((
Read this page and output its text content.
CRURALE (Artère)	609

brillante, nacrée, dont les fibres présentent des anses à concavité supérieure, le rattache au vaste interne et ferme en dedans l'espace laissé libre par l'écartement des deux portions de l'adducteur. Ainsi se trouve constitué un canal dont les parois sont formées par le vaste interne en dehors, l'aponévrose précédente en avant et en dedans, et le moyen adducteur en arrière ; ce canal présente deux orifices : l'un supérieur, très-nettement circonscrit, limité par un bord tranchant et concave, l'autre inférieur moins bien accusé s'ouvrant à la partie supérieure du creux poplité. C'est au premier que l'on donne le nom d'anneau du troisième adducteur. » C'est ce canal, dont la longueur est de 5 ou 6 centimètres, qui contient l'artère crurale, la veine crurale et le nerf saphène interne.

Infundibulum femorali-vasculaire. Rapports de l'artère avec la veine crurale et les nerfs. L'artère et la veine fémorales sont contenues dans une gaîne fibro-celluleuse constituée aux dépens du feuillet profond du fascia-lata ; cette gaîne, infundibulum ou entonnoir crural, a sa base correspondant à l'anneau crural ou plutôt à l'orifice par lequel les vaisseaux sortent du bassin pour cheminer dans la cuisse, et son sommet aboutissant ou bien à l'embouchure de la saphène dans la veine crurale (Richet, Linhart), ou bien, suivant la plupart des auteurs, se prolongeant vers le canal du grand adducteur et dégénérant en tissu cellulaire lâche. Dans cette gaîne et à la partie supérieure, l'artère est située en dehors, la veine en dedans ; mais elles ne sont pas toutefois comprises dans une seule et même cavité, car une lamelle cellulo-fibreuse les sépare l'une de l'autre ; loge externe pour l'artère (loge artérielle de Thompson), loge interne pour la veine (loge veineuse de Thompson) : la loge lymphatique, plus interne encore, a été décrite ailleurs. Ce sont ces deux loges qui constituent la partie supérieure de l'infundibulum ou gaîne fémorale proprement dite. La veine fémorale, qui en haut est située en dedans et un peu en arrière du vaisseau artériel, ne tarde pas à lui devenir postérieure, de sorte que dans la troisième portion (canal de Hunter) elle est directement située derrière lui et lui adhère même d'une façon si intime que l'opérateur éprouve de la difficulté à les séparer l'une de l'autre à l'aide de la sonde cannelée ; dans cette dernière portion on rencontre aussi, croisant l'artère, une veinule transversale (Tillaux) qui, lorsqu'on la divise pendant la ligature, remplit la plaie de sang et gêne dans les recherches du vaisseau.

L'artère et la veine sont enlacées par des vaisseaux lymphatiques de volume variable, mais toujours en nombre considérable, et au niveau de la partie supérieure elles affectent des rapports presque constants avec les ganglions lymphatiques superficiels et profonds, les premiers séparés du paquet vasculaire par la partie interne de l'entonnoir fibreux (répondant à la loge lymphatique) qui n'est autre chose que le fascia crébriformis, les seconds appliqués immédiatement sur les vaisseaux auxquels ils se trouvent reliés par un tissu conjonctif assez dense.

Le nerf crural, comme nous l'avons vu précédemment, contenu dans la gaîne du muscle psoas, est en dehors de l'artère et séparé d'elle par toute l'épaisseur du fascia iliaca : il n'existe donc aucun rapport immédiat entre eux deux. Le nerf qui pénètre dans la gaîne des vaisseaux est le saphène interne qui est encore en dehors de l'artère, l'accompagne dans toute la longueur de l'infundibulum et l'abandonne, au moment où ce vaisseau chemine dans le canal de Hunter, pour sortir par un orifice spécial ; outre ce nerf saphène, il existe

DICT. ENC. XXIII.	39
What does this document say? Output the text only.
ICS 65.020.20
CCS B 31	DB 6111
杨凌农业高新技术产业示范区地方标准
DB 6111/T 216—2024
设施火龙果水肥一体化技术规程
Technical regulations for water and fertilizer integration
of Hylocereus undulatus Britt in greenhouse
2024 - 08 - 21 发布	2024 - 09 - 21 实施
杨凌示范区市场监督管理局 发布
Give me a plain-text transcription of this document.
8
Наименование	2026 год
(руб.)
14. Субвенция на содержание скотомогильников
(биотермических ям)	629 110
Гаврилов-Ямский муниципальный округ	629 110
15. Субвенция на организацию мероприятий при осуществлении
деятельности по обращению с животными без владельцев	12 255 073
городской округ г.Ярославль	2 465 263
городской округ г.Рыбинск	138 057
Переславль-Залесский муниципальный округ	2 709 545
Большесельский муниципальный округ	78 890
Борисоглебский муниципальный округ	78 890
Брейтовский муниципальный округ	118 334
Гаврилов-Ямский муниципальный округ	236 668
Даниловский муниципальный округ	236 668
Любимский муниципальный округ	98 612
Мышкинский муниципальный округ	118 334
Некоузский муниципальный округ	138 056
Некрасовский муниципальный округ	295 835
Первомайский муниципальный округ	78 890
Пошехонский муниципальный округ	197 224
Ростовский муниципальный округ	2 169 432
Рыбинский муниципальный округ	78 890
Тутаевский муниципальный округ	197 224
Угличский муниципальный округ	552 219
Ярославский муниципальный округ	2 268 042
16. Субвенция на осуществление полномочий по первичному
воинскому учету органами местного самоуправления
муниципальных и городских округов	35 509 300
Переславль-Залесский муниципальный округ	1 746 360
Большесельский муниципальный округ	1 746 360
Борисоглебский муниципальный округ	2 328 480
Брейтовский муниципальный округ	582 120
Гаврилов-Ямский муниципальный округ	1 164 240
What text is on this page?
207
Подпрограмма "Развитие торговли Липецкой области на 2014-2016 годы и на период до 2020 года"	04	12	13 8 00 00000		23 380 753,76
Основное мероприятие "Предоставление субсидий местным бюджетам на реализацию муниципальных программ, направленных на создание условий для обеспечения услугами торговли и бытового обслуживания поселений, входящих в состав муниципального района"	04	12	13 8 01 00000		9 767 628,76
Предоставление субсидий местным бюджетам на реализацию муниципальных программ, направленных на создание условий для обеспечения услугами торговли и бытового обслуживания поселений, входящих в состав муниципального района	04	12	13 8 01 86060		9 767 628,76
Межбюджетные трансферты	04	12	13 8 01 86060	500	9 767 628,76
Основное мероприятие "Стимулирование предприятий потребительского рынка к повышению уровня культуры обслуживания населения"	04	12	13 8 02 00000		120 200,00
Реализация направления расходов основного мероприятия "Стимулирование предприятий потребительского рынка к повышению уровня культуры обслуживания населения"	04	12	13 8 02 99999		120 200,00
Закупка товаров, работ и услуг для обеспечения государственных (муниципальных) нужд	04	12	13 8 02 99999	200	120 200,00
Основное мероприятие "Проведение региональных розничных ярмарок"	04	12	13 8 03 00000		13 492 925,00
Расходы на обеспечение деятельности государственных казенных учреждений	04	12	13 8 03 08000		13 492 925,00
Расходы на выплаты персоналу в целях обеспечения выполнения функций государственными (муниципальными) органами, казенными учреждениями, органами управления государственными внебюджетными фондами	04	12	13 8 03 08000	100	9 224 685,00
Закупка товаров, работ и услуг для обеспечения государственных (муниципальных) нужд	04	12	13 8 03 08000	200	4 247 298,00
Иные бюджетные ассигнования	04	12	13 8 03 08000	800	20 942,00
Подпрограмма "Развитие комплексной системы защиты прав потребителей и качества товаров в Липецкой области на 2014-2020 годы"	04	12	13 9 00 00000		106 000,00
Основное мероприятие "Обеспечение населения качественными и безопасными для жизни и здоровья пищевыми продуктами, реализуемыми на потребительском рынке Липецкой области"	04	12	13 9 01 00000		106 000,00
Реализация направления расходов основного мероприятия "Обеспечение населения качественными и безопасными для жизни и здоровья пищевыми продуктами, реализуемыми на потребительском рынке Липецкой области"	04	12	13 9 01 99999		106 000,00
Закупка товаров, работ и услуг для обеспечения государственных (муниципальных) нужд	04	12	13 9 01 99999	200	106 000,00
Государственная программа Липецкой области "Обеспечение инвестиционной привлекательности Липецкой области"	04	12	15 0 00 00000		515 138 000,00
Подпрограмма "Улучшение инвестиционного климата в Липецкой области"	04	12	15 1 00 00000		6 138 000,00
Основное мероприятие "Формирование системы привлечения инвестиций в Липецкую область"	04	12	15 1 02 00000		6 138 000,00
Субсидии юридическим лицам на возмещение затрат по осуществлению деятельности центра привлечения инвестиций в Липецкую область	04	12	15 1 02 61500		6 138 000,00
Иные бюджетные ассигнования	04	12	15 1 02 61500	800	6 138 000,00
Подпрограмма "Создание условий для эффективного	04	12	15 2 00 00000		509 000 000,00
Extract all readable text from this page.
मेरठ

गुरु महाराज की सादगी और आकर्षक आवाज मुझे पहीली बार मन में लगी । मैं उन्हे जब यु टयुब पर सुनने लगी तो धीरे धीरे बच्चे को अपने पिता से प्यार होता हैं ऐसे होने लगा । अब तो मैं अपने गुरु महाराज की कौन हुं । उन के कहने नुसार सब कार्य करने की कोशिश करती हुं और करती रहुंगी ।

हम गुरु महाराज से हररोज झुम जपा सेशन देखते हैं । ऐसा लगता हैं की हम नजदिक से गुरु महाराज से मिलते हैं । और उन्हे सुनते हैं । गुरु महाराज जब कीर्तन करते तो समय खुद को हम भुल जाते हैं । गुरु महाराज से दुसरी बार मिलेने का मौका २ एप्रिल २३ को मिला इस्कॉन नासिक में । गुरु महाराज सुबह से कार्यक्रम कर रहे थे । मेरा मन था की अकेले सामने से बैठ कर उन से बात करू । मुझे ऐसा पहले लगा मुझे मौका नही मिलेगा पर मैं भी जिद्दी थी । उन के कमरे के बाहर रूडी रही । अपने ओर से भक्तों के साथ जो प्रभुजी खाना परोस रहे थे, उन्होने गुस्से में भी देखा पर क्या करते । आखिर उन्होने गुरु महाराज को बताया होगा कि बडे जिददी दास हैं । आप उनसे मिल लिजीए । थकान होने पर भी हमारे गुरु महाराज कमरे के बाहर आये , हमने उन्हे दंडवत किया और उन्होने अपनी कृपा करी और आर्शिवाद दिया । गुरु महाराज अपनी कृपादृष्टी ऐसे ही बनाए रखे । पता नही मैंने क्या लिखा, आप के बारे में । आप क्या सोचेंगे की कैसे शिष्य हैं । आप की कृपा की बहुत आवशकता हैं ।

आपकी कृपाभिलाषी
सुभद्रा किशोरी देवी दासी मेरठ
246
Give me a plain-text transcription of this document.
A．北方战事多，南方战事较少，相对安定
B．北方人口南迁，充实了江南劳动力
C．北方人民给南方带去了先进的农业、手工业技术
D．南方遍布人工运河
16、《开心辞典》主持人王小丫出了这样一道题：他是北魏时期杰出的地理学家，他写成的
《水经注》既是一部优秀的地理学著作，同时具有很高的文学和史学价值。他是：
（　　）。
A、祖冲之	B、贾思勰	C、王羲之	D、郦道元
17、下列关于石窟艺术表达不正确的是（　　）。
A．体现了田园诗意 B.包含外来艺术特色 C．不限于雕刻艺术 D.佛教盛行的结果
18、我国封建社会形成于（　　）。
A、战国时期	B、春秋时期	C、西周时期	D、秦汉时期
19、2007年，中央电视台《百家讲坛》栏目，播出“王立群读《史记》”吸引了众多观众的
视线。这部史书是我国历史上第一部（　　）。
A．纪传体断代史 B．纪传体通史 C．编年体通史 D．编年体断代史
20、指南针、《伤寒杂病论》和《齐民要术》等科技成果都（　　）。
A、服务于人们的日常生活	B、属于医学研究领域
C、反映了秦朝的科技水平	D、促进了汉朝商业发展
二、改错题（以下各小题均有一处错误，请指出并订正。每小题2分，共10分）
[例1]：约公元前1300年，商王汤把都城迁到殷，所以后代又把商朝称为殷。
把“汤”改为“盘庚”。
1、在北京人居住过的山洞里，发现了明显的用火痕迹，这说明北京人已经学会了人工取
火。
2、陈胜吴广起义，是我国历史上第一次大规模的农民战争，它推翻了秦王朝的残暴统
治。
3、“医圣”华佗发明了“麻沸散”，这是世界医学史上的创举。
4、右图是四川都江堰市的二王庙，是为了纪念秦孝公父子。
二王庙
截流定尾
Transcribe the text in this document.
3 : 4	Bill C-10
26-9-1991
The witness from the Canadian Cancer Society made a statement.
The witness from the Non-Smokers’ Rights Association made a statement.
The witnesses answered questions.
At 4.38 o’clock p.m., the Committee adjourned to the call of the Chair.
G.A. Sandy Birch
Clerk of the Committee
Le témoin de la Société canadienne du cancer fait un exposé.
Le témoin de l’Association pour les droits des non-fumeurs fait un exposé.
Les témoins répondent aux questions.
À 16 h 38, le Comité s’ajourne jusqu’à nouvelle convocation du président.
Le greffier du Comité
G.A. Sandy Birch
))
* [EXERCISE TASK] Gather all the lines that include the word "from" and copy them out.

* [THE RESULT]
Extract all readable text from this page.
The witness from the Canadian Cancer Society made a statement.
The witness from the Non-Smokers’ Rights Association made a statement.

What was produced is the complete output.